§ **TEXTO PARA LEITURA**
“…e quem disse que é da graça que se ri?”, escreve um fleumático Renato em 2006.
A pergunta, que é afirmativa de uma dúvida e, ao mesmo tempo, a abertura outras possibilidades (e impossibilidades) de riso, é resultante de um trabalho de esvaziamento do riso: é o enegrecer dos céus durante o desfile carnavalesco – fiasco de morte no círculo do riso.
Mais do que indagar o porquê do riso, Renato o coloca em xeque. Agora, no entanto, é hora de colocar Renato em xeque.
Proposição: Quem precisa dizer alguma coisa acerca de qualquer coisa para que essa coisa continue operando e, mais, construa, em maquinarias autopoiéticas, novas possibilidades de funcionamento?
Saindo da retórica (“quem é que disse o quê disse que quem disse o quê?”), é necessário que se delimite o que é riso e graça.

§ **DADOS APRESENTADOS**
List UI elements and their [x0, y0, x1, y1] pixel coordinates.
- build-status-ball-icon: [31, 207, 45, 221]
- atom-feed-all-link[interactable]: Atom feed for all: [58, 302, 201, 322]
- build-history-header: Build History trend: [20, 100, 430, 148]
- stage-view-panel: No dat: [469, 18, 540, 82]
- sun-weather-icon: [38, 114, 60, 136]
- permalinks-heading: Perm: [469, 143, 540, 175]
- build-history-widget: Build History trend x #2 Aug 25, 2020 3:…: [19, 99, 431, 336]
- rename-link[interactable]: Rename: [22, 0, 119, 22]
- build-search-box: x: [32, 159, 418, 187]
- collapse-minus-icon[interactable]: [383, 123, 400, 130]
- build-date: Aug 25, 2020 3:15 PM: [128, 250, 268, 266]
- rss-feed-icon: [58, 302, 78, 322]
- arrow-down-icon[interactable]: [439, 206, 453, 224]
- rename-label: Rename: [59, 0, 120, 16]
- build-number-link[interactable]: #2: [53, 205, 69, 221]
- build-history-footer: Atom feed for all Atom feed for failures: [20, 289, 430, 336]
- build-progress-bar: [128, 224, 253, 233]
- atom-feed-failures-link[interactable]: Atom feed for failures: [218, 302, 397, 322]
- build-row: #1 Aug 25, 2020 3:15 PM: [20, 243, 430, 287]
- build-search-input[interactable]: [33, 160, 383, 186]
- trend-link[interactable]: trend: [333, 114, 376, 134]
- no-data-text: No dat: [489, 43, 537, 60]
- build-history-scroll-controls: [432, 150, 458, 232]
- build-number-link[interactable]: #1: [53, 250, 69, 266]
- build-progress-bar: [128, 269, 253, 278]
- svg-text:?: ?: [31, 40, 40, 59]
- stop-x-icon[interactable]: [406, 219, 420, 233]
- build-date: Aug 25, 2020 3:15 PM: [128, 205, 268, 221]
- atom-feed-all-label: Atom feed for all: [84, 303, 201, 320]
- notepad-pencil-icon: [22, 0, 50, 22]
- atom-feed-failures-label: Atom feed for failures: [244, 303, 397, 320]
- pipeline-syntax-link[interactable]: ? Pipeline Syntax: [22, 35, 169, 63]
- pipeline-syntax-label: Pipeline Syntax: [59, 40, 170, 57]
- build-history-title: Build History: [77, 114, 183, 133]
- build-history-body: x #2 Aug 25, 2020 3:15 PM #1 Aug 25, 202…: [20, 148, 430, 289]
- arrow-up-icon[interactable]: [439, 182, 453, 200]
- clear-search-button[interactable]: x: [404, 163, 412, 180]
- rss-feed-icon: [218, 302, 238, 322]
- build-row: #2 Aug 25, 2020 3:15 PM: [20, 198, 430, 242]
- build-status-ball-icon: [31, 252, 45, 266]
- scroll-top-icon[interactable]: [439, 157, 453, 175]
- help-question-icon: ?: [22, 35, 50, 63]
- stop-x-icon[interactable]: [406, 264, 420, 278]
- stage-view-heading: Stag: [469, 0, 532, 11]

§ **ENUNCIADO DA TAREFA**
Transcreva do texto sobre o riso, sem alterações, tudo o que vai desde "A pergunta, que" até "círculo do riso.".

§ **RESPOSTA ESPERADA**
A pergunta, que é afirmativa de uma dúvida e, ao mesmo tempo, a abertura outras possibilidades (e impossibilidades) de riso, é resultante de um trabalho de esvaziamento do riso: é o enegrecer dos céus durante o desfile carnavalesco – fiasco de morte no círculo do riso.